* Task prompt
Transcribe the records in full, keeping every character as it is.

* Given data
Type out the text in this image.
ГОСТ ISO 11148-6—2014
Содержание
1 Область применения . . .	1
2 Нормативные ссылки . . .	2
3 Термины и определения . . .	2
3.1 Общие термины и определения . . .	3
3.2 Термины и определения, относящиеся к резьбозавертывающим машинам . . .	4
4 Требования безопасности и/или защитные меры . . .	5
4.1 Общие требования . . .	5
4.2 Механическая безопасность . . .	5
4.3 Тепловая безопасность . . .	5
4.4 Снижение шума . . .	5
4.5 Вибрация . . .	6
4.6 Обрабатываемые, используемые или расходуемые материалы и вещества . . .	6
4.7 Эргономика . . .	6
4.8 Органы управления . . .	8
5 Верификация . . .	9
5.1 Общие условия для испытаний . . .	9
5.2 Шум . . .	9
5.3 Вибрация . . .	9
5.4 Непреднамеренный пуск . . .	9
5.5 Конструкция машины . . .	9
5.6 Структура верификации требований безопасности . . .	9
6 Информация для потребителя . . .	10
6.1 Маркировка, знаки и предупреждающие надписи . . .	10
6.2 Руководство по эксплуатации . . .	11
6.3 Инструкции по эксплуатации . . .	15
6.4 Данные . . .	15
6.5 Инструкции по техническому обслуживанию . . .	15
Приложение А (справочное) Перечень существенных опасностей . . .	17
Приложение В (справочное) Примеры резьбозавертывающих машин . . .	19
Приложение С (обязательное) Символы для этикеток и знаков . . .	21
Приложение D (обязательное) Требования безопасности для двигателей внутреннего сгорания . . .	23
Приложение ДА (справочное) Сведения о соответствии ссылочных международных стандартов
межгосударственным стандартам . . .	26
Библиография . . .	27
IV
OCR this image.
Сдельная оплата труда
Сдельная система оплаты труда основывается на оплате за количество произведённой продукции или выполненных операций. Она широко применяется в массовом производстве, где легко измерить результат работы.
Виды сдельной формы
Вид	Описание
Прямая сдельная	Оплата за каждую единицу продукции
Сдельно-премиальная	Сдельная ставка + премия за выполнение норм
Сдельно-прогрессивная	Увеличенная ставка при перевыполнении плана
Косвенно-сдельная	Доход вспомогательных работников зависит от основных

* Exercise result
Type out the text in this image.
ГОСТ ISO 11148-6—2014
Содержание
1 Область применения . . .	1
2 Нормативные ссылки . . .	2
3 Термины и определения . . .	2
3.1 Общие термины и определения . . .	3
3.2 Термины и определения, относящиеся к резьбозавертывающим машинам . . .	4
4 Требования безопасности и/или защитные меры . . .	5
4.1 Общие требования . . .	5
4.2 Механическая безопасность . . .	5
4.3 Тепловая безопасность . . .	5
4.4 Снижение шума . . .	5
4.5 Вибрация . . .	6
4.6 Обрабатываемые, используемые или расходуемые материалы и вещества . . .	6
4.7 Эргономика . . .	6
4.8 Органы управления . . .	8
5 Верификация . . .	9
5.1 Общие условия для испытаний . . .	9
5.2 Шум . . .	9
5.3 Вибрация . . .	9
5.4 Непреднамеренный пуск . . .	9
5.5 Конструкция машины . . .	9
5.6 Структура верификации требований безопасности . . .	9
6 Информация для потребителя . . .	10
6.1 Маркировка, знаки и предупреждающие надписи . . .	10
6.2 Руководство по эксплуатации . . .	11
6.3 Инструкции по эксплуатации . . .	15
6.4 Данные . . .	15
6.5 Инструкции по техническому обслуживанию . . .	15
Приложение А (справочное) Перечень существенных опасностей . . .	17
Приложение В (справочное) Примеры резьбозавертывающих машин . . .	19
Приложение С (обязательное) Символы для этикеток и знаков . . .	21
Приложение D (обязательное) Требования безопасности для двигателей внутреннего сгорания . . .	23
Приложение ДА (справочное) Сведения о соответствии ссылочных международных стандартов
межгосударственным стандартам . . .	26
Библиография . . .	27
IV
OCR this image.
Сдельная оплата труда
Сдельная система оплаты труда основывается на оплате за количество произведённой продукции или выполненных операций. Она широко применяется в массовом производстве, где легко измерить результат работы.
Виды сдельной формы
Вид	Описание
Прямая сдельная	Оплата за каждую единицу продукции
Сдельно-премиальная	Сдельная ставка + премия за выполнение норм
Сдельно-прогрессивная	Увеличенная ставка при перевыполнении плана
Косвенно-сдельная	Доход вспомогательных работников зависит от основных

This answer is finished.